> WHAT YOU NEED TO DO: From the data that follows, report how many lines hold the string "거짓으로", giving only the number.

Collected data
§ §

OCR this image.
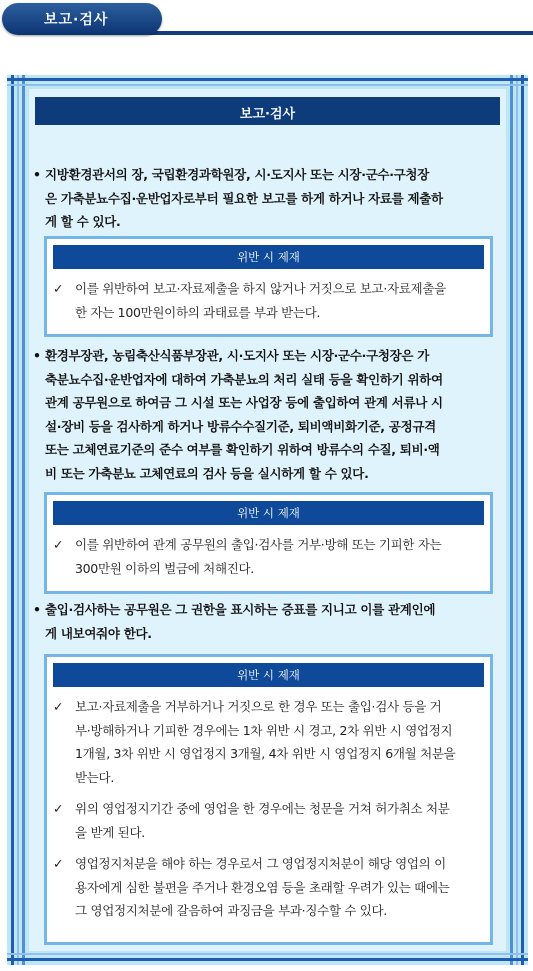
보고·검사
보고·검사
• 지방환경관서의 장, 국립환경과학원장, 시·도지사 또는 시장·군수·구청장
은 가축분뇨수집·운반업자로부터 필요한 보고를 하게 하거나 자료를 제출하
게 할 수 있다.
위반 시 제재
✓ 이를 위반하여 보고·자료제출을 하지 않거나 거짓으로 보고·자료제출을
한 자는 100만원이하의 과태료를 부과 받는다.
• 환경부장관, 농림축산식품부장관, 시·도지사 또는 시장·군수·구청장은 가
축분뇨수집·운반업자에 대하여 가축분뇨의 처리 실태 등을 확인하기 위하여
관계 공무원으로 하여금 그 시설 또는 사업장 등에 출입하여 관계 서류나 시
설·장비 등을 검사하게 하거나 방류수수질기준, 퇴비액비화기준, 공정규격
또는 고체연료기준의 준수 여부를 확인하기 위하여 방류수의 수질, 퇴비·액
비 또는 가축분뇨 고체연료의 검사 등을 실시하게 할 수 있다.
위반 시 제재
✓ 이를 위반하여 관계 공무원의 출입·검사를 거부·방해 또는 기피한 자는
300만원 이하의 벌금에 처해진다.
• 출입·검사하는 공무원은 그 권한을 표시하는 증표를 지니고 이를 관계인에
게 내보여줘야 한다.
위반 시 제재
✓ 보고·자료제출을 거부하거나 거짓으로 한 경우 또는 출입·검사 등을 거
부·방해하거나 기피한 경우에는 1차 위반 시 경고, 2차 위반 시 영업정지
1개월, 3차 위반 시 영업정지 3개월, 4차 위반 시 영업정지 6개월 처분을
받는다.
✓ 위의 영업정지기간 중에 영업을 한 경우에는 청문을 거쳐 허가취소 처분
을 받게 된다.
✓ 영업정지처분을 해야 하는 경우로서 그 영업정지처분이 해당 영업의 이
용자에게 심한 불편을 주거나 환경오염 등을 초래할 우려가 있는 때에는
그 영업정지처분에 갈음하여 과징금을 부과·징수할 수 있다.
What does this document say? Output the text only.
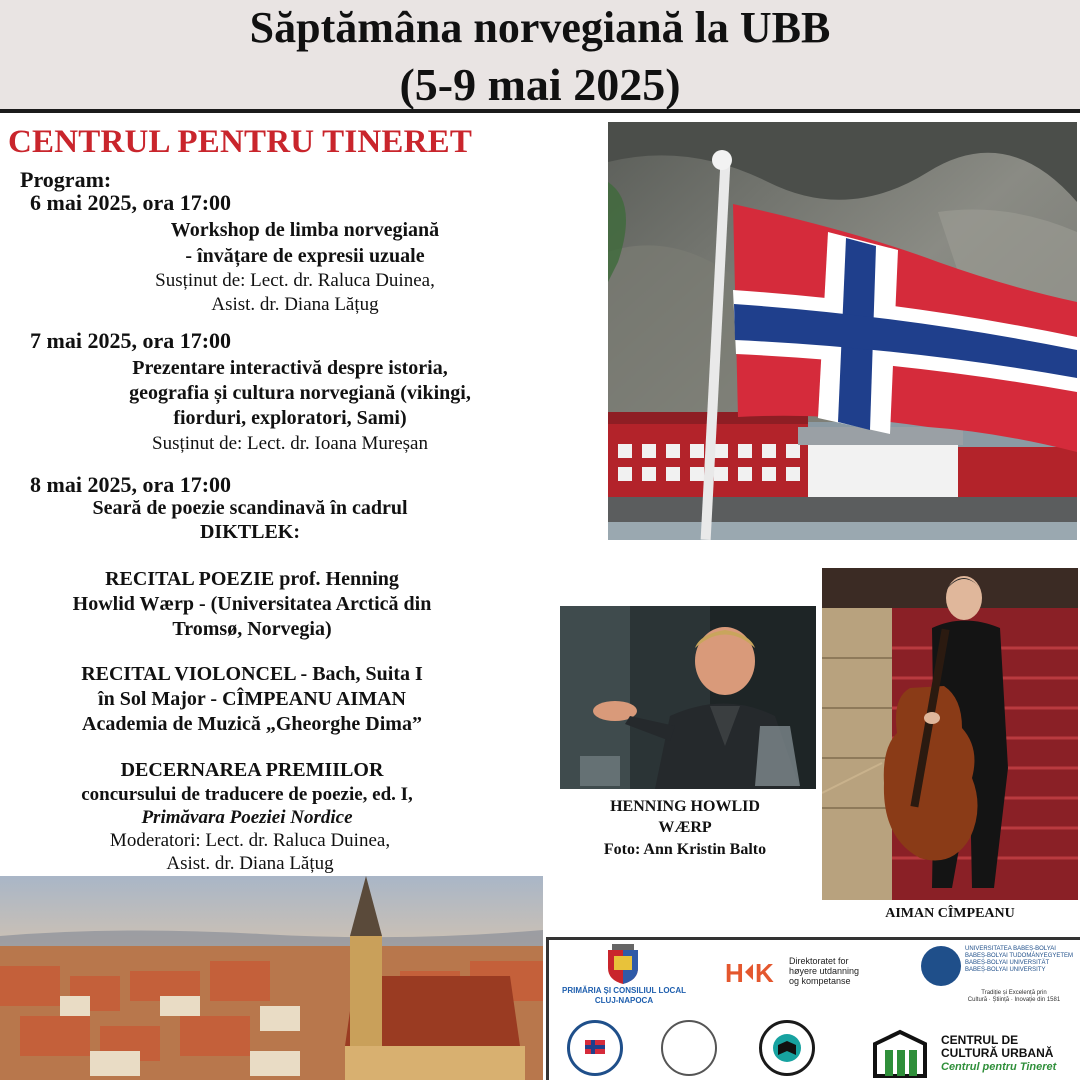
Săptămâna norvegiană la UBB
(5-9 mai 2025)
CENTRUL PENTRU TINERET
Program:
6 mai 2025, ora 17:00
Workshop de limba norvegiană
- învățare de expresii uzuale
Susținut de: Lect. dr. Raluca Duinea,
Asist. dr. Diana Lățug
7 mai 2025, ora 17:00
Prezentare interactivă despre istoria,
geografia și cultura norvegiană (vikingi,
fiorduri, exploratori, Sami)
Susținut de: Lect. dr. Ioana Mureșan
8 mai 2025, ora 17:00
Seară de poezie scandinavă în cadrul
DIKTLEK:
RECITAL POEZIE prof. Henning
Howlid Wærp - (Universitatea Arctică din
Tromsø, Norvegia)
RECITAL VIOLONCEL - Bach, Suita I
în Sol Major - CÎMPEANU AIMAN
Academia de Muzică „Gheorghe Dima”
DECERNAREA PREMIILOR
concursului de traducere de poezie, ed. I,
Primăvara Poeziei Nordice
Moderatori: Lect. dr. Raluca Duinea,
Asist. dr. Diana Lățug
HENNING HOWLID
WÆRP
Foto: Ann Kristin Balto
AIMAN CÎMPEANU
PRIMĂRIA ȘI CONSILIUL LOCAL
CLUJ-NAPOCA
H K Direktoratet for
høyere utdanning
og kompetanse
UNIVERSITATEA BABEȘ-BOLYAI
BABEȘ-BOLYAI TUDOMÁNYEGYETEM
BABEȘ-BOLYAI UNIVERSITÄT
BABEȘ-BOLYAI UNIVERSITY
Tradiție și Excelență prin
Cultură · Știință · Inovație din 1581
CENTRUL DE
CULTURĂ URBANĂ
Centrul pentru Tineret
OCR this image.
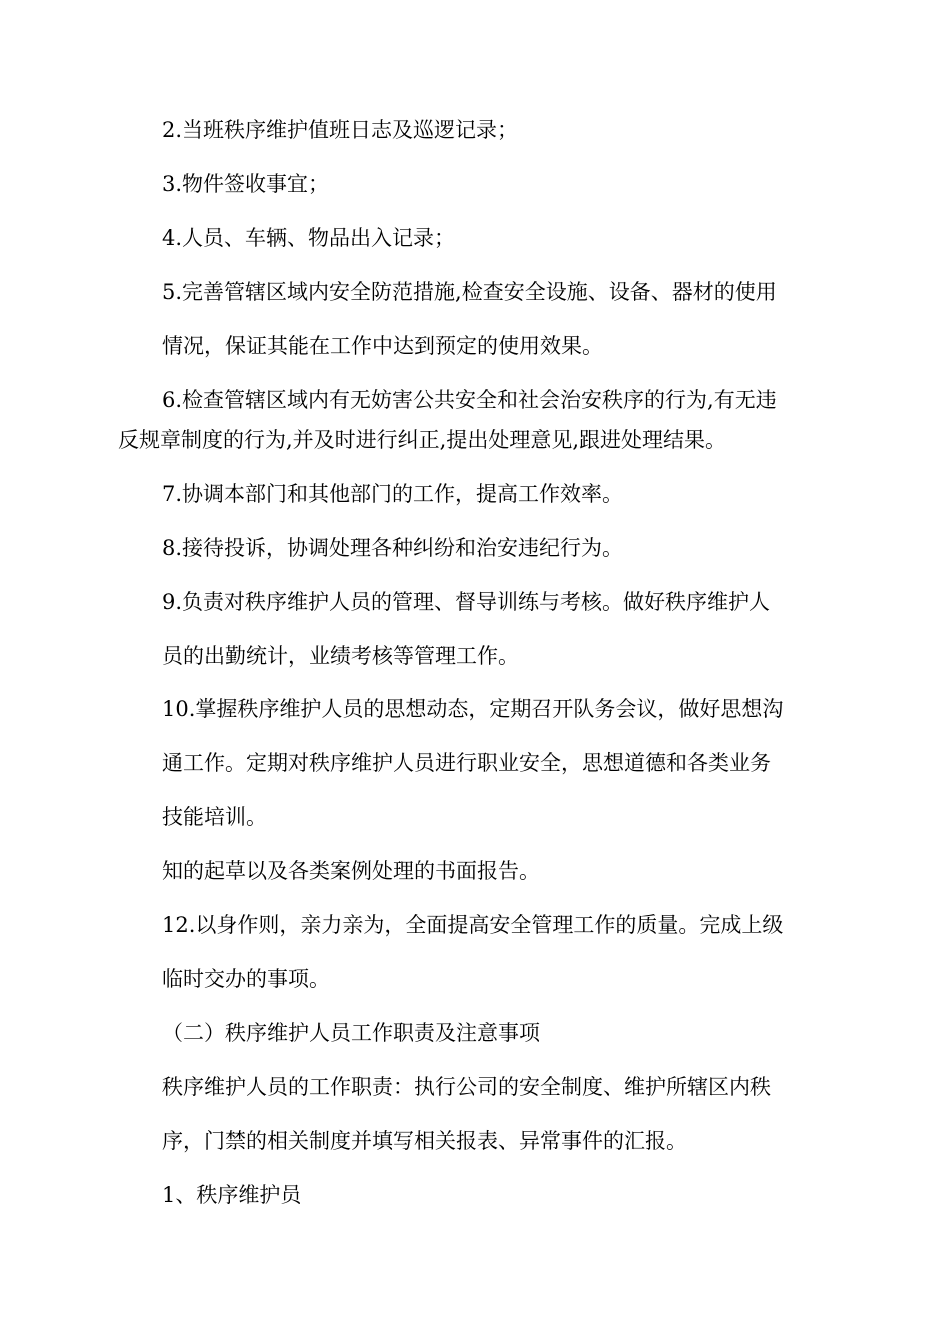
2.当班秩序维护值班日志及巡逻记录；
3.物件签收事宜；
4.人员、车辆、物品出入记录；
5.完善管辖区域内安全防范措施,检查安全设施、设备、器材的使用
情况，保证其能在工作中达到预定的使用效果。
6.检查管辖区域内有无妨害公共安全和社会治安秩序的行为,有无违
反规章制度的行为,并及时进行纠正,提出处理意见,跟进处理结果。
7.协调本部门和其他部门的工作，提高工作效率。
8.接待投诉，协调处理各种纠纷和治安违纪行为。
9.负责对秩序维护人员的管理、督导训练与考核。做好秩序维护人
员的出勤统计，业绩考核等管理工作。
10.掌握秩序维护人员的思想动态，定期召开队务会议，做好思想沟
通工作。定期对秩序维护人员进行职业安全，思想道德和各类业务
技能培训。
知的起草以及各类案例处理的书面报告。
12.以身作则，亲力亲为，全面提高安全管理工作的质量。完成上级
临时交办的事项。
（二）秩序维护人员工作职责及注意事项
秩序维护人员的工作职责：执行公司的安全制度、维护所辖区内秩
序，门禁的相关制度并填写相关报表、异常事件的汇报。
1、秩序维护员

§ §

> EXERCISE RESULT: 2